▶ _Records to process_
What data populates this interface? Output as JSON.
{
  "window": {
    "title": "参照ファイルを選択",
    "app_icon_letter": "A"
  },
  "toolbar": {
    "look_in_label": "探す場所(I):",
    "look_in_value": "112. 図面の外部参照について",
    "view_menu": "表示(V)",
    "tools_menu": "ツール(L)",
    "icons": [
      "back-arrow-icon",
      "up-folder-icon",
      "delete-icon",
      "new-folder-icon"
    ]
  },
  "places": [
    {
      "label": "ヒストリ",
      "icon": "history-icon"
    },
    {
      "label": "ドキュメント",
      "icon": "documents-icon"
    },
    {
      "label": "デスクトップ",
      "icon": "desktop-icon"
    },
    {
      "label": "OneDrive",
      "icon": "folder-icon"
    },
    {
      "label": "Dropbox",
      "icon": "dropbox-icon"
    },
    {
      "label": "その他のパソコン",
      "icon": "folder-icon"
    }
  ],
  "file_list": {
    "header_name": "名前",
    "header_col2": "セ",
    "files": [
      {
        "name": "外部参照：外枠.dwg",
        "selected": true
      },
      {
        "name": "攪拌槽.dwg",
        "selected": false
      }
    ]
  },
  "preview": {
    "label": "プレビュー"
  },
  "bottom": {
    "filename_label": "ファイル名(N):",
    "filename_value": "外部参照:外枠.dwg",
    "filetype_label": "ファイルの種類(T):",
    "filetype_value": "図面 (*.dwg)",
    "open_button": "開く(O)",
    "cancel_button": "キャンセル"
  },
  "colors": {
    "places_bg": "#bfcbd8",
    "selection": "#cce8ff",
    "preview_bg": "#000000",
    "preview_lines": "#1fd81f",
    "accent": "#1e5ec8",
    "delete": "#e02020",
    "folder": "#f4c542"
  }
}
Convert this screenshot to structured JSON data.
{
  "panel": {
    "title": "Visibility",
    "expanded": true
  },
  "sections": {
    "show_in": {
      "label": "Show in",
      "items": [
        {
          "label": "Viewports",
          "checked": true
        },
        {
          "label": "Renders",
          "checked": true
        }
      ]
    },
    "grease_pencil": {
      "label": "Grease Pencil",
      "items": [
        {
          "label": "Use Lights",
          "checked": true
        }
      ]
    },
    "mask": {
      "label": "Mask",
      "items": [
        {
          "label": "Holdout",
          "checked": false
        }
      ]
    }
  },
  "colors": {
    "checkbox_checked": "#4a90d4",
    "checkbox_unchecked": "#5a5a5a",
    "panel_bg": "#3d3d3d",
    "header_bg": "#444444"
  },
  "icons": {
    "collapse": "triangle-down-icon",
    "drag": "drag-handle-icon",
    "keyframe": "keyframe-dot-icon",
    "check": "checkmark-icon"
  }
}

▶ _Exercise_
Write out the data exactly as it stands.

▶ _Expected answer_
What data populates this interface? Output as JSON.
{
  "window": {
    "title": "参照ファイルを選択",
    "app_icon_letter": "A"
  },
  "toolbar": {
    "look_in_label": "探す場所(I):",
    "look_in_value": "112. 図面の外部参照について",
    "view_menu": "表示(V)",
    "tools_menu": "ツール(L)",
    "icons": [
      "back-arrow-icon",
      "up-folder-icon",
      "delete-icon",
      "new-folder-icon"
    ]
  },
  "places": [
    {
      "label": "ヒストリ",
      "icon": "history-icon"
    },
    {
      "label": "ドキュメント",
      "icon": "documents-icon"
    },
    {
      "label": "デスクトップ",
      "icon": "desktop-icon"
    },
    {
      "label": "OneDrive",
      "icon": "folder-icon"
    },
    {
      "label": "Dropbox",
      "icon": "dropbox-icon"
    },
    {
      "label": "その他のパソコン",
      "icon": "folder-icon"
    }
  ],
  "file_list": {
    "header_name": "名前",
    "header_col2": "セ",
    "files": [
      {
        "name": "外部参照：外枠.dwg",
        "selected": true
      },
      {
        "name": "攪拌槽.dwg",
        "selected": false
      }
    ]
  },
  "preview": {
    "label": "プレビュー"
  },
  "bottom": {
    "filename_label": "ファイル名(N):",
    "filename_value": "外部参照:外枠.dwg",
    "filetype_label": "ファイルの種類(T):",
    "filetype_value": "図面 (*.dwg)",
    "open_button": "開く(O)",
    "cancel_button": "キャンセル"
  },
  "colors": {
    "places_bg": "#bfcbd8",
    "selection": "#cce8ff",
    "preview_bg": "#000000",
    "preview_lines": "#1fd81f",
    "accent": "#1e5ec8",
    "delete": "#e02020",
    "folder": "#f4c542"
  }
}
Convert this screenshot to structured JSON data.
{
  "panel": {
    "title": "Visibility",
    "expanded": true
  },
  "sections": {
    "show_in": {
      "label": "Show in",
      "items": [
        {
          "label": "Viewports",
          "checked": true
        },
        {
          "label": "Renders",
          "checked": true
        }
      ]
    },
    "grease_pencil": {
      "label": "Grease Pencil",
      "items": [
        {
          "label": "Use Lights",
          "checked": true
        }
      ]
    },
    "mask": {
      "label": "Mask",
      "items": [
        {
          "label": "Holdout",
          "checked": false
        }
      ]
    }
  },
  "colors": {
    "checkbox_checked": "#4a90d4",
    "checkbox_unchecked": "#5a5a5a",
    "panel_bg": "#3d3d3d",
    "header_bg": "#444444"
  },
  "icons": {
    "collapse": "triangle-down-icon",
    "drag": "drag-handle-icon",
    "keyframe": "keyframe-dot-icon",
    "check": "checkmark-icon"
  }
}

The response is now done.